# EXCERPT TO READ
»»

On 19/11/16 05:18, Jérôme Glisse wrote:
> This is a heterogeneous memory management (HMM) process address space
> mirroring. In a nutshell this provide an API to mirror process address
> space on a device. This boils down to keeping CPU and device page table
> synchronize (we assume that both device and CPU are cache coherent like
> PCIe device can be).
> 
> This patch provide a simple API for device driver to achieve address
> space mirroring thus avoiding each device driver to grow its own CPU
> page table walker and its own CPU page table synchronization mechanism.
> 
> This is usefull for NVidia GPU >= Pascal, Mellanox IB >= mlx5 and more
           useful
> hardware in the future.
> 
> Signed-off-by: Jérôme Glisse <jgli...@redhat.com>
> Signed-off-by: Jatin Kumar <jaku...@nvidia.com>
> Signed-off-by: John Hubbard <jhubb...@nvidia.com>
> Signed-off-by: Mark Hairgrove <mhairgr...@nvidia.com>
> Signed-off-by: Sherry Cheung <sche...@nvidia.com>
> Signed-off-by: Subhash Gutti <sgu...@nvidia.com>
> ---
>  include/linux/hmm.h |  97 +++++++++++++++++++++++++++++++
>  mm/hmm.c            | 160 
> ++++++++++++++++++++++++++++++++++++++++++++++++++++
>  2 files changed, 257 insertions(+)

««

# GIVEN DATA
»»

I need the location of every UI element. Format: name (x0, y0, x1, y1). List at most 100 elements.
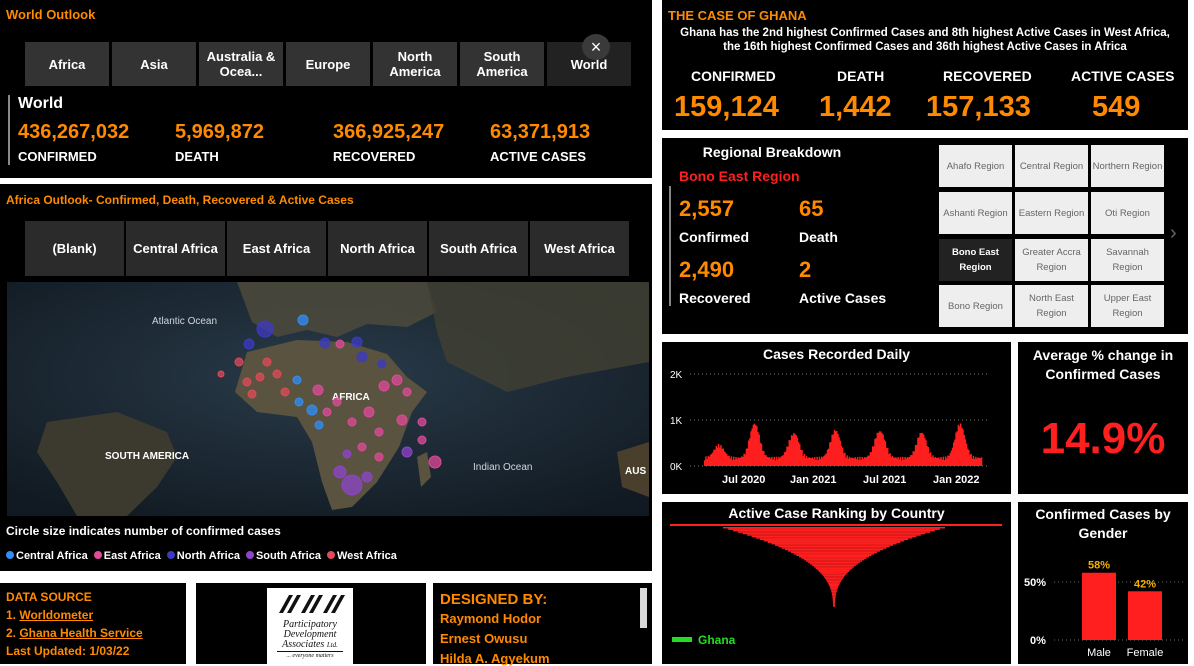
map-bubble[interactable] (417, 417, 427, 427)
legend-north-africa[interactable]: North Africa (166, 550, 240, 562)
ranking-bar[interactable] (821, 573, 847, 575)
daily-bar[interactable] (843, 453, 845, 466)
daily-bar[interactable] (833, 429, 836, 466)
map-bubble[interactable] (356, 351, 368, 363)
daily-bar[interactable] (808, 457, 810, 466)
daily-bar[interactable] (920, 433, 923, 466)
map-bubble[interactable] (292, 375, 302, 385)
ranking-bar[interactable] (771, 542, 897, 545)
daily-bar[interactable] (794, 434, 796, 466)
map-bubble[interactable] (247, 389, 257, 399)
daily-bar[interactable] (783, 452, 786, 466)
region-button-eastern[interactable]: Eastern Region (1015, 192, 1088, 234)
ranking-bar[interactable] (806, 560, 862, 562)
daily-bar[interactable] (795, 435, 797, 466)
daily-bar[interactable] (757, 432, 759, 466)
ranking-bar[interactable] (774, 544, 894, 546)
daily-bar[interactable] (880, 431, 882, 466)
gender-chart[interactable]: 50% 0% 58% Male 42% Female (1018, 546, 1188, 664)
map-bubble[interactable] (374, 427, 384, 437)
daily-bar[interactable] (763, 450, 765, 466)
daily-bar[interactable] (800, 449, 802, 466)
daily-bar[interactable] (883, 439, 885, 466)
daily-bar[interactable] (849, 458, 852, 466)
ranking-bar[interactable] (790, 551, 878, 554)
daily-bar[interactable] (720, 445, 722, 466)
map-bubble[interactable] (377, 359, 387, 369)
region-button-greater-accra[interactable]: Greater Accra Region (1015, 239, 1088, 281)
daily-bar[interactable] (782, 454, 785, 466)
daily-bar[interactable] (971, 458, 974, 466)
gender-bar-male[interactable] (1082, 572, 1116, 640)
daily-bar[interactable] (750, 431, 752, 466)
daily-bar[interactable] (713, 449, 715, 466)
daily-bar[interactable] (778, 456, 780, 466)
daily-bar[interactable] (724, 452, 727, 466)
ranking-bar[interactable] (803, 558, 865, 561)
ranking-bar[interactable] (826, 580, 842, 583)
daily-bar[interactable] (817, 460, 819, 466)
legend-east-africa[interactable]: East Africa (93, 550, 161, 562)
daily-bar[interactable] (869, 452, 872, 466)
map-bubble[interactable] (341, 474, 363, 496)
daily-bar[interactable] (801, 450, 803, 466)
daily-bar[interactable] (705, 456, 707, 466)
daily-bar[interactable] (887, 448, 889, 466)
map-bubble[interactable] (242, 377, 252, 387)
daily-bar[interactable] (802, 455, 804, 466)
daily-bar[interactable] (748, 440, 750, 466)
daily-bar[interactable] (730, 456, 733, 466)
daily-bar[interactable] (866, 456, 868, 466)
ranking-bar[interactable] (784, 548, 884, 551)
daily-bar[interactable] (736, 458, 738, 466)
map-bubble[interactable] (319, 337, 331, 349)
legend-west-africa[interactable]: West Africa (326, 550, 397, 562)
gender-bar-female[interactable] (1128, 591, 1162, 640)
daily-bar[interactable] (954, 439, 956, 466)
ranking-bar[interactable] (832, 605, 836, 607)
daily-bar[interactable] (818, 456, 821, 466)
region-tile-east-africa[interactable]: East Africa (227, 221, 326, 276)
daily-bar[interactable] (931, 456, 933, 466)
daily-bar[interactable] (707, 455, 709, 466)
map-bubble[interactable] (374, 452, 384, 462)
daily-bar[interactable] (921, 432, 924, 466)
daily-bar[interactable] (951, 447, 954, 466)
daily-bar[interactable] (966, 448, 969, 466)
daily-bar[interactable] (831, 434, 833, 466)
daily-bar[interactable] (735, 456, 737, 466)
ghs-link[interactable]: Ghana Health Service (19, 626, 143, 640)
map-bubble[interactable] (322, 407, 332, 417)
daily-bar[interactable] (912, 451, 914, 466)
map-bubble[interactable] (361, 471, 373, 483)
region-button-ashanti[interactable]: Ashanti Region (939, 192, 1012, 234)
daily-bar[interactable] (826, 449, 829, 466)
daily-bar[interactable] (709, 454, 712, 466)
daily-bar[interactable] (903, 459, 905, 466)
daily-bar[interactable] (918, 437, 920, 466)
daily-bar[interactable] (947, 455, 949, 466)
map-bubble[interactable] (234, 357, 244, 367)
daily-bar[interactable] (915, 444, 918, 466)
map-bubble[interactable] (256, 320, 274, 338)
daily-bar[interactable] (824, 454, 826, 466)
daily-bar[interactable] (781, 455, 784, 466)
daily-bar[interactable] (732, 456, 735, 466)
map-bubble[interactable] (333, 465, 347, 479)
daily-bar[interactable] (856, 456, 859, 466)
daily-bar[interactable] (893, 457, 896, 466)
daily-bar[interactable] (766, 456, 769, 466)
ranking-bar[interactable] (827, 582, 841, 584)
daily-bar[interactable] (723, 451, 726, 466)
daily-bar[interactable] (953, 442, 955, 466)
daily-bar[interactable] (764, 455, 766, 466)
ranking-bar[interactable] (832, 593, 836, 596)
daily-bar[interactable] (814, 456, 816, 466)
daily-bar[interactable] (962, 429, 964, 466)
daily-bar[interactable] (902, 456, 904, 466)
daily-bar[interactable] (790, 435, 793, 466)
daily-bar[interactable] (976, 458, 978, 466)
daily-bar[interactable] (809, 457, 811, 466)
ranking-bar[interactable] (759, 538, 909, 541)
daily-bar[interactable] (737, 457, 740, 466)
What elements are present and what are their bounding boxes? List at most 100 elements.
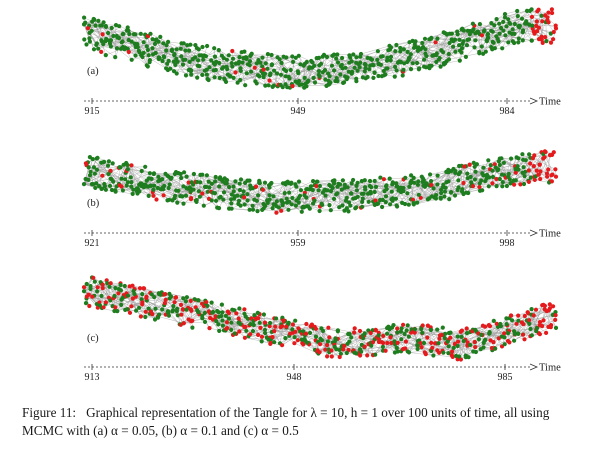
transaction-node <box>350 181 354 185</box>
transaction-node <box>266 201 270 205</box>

««

# ACTIONS TO TAKE
1. Retype the HMM patch email between "On 19/11/16 05:18, Jérôme" and "table synchronization mechanism.", inclusive.
2. In the HMM patch email, how many insertions does the patch make in total?

# PROBLEM SOLUTIONS
1.
On 19/11/16 05:18, Jérôme Glisse wrote:
> This is a heterogeneous memory management (HMM) process address space
> mirroring. In a nutshell this provide an API to mirror process address
> space on a device. This boils down to keeping CPU and device page table
> synchronize (we assume that both device and CPU are cache coherent like
> PCIe device can be).
> 
> This patch provide a simple API for device driver to achieve address
> space mirroring thus avoiding each device driver to grow its own CPU
> page table walker and its own CPU page table synchronization mechanism.

2. 257 insertions.